Data listing:
>> Start

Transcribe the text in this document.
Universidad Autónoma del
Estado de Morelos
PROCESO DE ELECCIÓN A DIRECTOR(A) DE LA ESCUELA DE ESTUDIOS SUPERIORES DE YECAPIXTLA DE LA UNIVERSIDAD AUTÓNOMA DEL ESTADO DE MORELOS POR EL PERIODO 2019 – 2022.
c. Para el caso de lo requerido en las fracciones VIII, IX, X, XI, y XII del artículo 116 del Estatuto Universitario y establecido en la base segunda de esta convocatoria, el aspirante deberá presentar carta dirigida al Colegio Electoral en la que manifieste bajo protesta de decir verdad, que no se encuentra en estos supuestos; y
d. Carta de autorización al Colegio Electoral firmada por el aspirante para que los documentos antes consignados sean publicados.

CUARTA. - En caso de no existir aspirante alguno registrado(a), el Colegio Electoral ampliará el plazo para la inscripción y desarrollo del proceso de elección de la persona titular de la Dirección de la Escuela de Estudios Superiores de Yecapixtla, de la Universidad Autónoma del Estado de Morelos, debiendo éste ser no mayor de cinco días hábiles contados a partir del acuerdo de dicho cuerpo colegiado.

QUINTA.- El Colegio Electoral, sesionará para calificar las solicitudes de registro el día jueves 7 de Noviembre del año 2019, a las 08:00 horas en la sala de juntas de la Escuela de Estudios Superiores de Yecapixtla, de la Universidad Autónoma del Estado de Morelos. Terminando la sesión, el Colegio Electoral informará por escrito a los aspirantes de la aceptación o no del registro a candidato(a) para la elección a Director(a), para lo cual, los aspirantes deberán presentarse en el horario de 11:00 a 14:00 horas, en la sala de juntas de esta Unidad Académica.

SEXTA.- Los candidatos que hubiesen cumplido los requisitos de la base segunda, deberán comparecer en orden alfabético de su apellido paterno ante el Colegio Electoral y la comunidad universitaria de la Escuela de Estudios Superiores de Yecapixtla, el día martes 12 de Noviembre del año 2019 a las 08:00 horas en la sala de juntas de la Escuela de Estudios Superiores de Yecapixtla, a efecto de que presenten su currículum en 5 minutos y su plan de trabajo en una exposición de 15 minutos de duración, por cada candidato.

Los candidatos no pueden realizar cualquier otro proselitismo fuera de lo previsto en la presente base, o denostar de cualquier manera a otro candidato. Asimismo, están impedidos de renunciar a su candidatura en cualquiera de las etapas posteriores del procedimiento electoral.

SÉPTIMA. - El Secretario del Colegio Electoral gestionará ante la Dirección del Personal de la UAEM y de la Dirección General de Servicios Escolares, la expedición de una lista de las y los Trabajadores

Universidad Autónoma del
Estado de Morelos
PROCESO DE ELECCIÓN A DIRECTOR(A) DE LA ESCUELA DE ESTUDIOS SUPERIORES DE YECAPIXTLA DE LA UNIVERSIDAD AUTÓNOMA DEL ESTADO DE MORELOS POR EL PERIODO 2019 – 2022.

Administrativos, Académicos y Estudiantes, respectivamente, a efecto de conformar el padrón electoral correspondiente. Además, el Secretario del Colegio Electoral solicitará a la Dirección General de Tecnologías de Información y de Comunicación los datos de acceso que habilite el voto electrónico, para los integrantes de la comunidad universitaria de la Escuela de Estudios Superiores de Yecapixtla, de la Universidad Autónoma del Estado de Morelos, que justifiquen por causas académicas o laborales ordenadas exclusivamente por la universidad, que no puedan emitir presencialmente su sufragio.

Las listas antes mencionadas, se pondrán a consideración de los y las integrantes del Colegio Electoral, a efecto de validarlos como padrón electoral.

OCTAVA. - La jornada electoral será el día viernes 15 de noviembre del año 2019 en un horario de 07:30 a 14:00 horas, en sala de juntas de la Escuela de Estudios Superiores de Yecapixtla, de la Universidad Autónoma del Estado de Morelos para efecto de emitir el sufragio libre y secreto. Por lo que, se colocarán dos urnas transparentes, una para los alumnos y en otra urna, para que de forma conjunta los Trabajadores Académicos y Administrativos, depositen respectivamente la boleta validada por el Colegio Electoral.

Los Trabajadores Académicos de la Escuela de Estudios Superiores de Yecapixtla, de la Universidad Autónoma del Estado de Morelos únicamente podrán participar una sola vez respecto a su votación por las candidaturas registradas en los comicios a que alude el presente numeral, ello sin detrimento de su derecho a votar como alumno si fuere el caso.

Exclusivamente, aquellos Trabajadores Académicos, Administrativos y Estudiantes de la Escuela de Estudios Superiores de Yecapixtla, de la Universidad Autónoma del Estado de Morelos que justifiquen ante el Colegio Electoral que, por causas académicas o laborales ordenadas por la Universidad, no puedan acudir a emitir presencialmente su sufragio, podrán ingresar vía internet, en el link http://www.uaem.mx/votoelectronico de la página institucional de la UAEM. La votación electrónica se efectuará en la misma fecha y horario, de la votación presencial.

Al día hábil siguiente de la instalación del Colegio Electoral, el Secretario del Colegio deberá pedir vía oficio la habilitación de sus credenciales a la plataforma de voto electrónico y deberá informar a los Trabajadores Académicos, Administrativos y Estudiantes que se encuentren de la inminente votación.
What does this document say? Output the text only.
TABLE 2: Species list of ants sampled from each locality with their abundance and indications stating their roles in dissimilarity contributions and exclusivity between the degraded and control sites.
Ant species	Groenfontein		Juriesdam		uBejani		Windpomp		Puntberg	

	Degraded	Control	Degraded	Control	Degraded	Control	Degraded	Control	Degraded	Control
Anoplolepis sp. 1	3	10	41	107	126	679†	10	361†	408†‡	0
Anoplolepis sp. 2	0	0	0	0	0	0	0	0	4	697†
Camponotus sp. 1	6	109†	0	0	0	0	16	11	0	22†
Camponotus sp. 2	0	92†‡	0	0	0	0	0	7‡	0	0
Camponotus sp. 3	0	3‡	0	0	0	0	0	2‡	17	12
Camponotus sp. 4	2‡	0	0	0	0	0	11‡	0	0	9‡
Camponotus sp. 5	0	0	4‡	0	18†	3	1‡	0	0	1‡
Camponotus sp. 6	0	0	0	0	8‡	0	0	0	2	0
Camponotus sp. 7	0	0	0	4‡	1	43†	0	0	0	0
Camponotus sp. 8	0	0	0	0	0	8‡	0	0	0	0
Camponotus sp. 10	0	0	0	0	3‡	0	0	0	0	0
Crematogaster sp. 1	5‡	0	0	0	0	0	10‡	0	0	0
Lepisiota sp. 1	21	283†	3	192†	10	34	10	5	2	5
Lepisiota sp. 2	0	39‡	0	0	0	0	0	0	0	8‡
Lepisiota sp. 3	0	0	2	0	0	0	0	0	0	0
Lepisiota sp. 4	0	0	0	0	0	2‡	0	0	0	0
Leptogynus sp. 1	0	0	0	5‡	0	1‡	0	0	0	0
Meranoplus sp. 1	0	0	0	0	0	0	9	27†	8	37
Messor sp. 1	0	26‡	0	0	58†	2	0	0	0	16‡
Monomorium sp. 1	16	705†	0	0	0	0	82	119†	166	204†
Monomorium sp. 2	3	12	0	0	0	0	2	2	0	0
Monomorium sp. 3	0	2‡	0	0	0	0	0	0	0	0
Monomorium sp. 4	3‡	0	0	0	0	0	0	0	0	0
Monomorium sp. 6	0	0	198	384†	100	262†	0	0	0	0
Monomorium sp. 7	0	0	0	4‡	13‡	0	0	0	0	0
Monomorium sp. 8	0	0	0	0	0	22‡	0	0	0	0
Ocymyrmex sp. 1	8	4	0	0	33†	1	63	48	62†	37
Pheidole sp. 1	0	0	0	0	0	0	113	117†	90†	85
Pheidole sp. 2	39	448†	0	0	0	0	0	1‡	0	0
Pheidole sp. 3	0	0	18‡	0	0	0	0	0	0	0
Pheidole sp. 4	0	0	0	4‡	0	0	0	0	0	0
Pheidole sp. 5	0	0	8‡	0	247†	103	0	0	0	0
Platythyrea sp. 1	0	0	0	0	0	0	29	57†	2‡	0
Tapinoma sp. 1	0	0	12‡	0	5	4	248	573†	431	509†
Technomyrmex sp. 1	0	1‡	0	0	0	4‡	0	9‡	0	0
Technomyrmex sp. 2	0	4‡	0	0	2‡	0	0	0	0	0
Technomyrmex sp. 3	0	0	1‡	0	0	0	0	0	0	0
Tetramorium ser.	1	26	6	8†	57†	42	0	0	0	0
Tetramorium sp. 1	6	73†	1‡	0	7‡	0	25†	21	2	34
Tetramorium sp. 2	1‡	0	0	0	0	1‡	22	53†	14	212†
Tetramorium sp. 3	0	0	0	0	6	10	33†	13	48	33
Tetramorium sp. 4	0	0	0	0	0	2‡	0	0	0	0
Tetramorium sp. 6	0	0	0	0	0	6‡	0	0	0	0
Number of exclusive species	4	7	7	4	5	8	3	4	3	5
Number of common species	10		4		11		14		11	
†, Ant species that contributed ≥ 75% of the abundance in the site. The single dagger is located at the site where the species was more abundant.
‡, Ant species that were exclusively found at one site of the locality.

>> End

◆ WHAT THE EXERCISE ASKS ◆
How many lines in these entries contain the string "universitaria"? State the number and nothing more.

◆ ANSWER FOR THE TASK ◆
2